* **Selection**
=-=-=
If you’d like to learn more about it, the system is available on Nodi.
3D Oden Generator: https://nodi3d.com/editor/vhRjMYgbBGdU9QYtWJV0
Printing 3D Structure Oden
First of all, we took the tentative onomatopoeia-textured oden created with Nodi and printed them on a regular 3D printer using resin. Our hopes were pretty high after these first tests.
By the way, the model in the picture is a chimera onomatopoeia born of the fusion of “’bari” (used to represent the sound of crunching), and “metaa” (a battle sound effect). With their powers combined, they become the “Barimetaa” model.
I realize it might be a bit hard to tell just by looking at the photo, but what do you think?
Time to test the actual food texture
On March 18th, we organized a tasting session for our 3D Structure Oden meetup. We printed 3D food models of three chimera onomatopoeia, and collected the impressions of ten participants regarding their textures and so on.
We compared the actual tasting impressions to our initial parameters and earned feedback like “this used more consonants than I’d thought,” “there are a lot of sounds that seem to be connected with softness,” or “there’s a lot of variation in hardness, which seemed like it’d be the easiest to assign a numerical value.”
We analyzed the onomatopoeias from the perspective of linguistic processing to see if and how the impressions produced by language can influence the act of eating and feeling the food’s texture. As a result of analyzing our re-imagined onomatopoeia, or “re-onomatopoeia”, we saw the possibility that a correlation, however slight, could indeed be found.
Natural language processing analysis of the data gathered
With help from Kei Ichikawa from the International Arts Complex Information Life Studies group (IACILS), we analyzed and created heatmaps of the language-texture correlations using the Levenshtein distance, the Gestalt pattern patching, the Jaro-Winkler distance, and the Levenshtein method metrics.
As an example, on the heatmaps we can see that the onomatopoeia “nyuiin” shows a positive correlation between hardness and viscosity, and includes textures both firm and sticky. See the results of each analysis, as well as Ichikawa’s comments, below.
Let’s take a deeper look at the Levenshtein distance between “nyuiin” original onomatopoeia and the new “nyuiin” re-onomatopoeia. The Levenshtein distance is a string metric for measuring the number of changes (such as swaps, deletions, and additions of characters) needed to change one word into another. In this case, we examined our data using an index where 1 represents total similarity and 0 represents no similarity.
You can see the results below, where the Levenshtein distance method did not detect much similarity. However, II think we might get an entirely different picture if we measured the degree of similarity using another metric.
=-=-=
Stored data:

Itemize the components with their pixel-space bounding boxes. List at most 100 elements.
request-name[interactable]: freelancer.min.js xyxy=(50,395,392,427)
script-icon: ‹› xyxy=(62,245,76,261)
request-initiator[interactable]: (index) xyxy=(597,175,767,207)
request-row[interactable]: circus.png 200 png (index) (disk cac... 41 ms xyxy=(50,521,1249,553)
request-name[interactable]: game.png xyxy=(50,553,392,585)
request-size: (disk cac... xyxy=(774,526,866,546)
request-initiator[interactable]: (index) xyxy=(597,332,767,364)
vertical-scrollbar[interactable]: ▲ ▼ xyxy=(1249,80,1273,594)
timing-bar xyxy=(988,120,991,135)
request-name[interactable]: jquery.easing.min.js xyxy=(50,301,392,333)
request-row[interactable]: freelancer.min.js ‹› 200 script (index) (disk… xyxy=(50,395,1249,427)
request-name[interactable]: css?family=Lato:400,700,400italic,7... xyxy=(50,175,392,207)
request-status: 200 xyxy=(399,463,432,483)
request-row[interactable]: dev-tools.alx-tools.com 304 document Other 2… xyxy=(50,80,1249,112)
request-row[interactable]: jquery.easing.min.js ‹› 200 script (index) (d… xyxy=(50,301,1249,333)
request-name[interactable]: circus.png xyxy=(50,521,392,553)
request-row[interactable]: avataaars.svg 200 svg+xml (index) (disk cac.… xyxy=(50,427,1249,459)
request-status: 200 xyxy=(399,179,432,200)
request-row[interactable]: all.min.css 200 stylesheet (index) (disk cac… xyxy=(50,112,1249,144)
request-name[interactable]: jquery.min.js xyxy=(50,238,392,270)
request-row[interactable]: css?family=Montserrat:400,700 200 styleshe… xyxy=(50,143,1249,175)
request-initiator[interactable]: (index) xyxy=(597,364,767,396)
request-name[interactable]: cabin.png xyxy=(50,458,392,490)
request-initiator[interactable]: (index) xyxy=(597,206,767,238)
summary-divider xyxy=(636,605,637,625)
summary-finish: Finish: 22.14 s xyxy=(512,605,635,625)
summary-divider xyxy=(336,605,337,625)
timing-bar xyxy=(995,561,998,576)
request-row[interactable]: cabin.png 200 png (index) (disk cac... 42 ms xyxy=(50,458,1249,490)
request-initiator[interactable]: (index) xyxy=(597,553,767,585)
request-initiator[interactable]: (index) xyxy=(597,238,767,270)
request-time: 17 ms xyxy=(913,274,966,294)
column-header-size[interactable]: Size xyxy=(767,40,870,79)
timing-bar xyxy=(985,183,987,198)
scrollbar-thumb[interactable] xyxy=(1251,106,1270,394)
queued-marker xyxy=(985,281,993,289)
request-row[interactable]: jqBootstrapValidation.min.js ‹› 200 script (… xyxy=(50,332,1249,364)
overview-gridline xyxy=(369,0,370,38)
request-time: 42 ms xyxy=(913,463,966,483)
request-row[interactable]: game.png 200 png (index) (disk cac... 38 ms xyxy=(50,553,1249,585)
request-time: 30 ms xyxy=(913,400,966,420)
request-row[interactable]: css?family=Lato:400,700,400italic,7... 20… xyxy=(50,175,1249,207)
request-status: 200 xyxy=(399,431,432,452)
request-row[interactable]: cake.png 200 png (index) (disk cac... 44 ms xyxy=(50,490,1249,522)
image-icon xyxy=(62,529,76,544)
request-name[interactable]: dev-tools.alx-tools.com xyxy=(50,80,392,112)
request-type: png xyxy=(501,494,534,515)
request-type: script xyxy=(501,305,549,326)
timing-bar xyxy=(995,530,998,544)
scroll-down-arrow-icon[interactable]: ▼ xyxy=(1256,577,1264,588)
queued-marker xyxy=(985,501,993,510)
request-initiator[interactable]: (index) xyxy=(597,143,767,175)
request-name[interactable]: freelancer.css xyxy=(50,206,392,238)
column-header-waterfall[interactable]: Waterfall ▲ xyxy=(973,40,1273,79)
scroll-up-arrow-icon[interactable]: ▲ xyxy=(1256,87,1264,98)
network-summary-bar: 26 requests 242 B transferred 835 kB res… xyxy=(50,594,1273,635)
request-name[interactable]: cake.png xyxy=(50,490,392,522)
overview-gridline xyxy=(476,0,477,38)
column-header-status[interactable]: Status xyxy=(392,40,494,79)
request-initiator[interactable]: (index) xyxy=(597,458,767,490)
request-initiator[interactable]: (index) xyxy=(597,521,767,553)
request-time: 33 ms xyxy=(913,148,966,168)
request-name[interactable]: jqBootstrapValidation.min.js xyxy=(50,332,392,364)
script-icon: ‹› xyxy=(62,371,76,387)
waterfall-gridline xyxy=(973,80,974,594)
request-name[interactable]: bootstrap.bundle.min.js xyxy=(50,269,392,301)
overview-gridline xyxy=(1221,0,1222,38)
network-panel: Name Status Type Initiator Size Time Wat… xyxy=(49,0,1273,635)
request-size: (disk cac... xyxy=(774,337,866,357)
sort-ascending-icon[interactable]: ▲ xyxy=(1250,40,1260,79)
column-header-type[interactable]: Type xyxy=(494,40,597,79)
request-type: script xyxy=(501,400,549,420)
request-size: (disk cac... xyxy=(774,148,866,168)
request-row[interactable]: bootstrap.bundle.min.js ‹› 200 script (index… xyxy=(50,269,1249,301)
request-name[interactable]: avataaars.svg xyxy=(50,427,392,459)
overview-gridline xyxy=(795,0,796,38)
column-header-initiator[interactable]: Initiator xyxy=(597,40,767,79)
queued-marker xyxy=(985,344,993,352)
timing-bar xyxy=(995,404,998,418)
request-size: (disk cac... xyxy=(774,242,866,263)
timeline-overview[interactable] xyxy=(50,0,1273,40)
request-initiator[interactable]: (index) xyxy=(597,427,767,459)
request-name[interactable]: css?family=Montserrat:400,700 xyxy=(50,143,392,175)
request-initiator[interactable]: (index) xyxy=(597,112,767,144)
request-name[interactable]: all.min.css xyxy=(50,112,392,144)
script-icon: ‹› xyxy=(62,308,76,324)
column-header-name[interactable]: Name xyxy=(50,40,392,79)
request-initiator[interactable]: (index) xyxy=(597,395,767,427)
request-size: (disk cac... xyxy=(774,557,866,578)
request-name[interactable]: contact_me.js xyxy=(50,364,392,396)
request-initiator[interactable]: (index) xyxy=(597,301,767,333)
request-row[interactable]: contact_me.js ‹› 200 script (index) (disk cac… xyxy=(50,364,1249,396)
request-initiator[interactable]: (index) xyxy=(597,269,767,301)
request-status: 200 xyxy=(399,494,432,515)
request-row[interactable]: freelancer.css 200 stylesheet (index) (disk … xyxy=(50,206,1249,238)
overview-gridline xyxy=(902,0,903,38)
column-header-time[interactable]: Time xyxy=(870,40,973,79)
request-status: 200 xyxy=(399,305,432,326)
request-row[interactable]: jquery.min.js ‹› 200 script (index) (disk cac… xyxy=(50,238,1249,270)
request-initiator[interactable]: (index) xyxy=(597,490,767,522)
=-=-=
* **Requirements**
• A. Extract each line of the rows that contains the string "column".
• B. Proceed with the piece on 3D-printed oden textures, starting right after its last sentence.
The text and the rows have no connection to each other.

* **Results for the exercise**
• A.
column-header-size[interactable]: Size xyxy=(767,40,870,79)
column-header-waterfall[interactable]: Waterfall ▲ xyxy=(973,40,1273,79)
column-header-status[interactable]: Status xyxy=(392,40,494,79)
column-header-type[interactable]: Type xyxy=(494,40,597,79)
column-header-initiator[interactable]: Initiator xyxy=(597,40,767,79)
column-header-name[interactable]: Name xyxy=(50,40,392,79)
column-header-time[interactable]: Time xyxy=(870,40,973,79)

• B.
Chuku-Chuku – 0.000000
Nyuuu – 0.000000
Nyoki-Nyoki – 0.333333
Myooh – 0.400000
Funyai – 0.200000
Kyumofu – 0.000000
Powaan – 0.200000
Monyopo – 0.000000
These heatmaps graph out the degree of correlation among different attribute groups such as “ofyuchi”, “barimetaa”, and “nyuiin”. To understand how to look at the data, take for example the topmost row, which allows you to see hardness and its correlation to other attributes. Using the topmost row as our example, then within a Nyuuin environment, hardness and viscosity are positively correlated, so we might imagine that a Nyuuin texture is both firm and sticky.
Gestalt pattern matching
This is a method for determining the degree of matching between two strings by taking the longest common substring and then recursively using the same process on the strings leftover before and after the substring.
If these don’t have the same repetitions as the original, they won’t be considered a match, so this method doesn’t usually result in complete matches, but “nyuiin” had a relatively high number of matches.
Jaro-Winkler distance method
This method is a little bit similar to the Levenshtein distance method, but calculates the distance based on the total number of characters in common as well as characters which don’t need to be transposed. Because of this, we can say that the partial matches for our example strings are significant.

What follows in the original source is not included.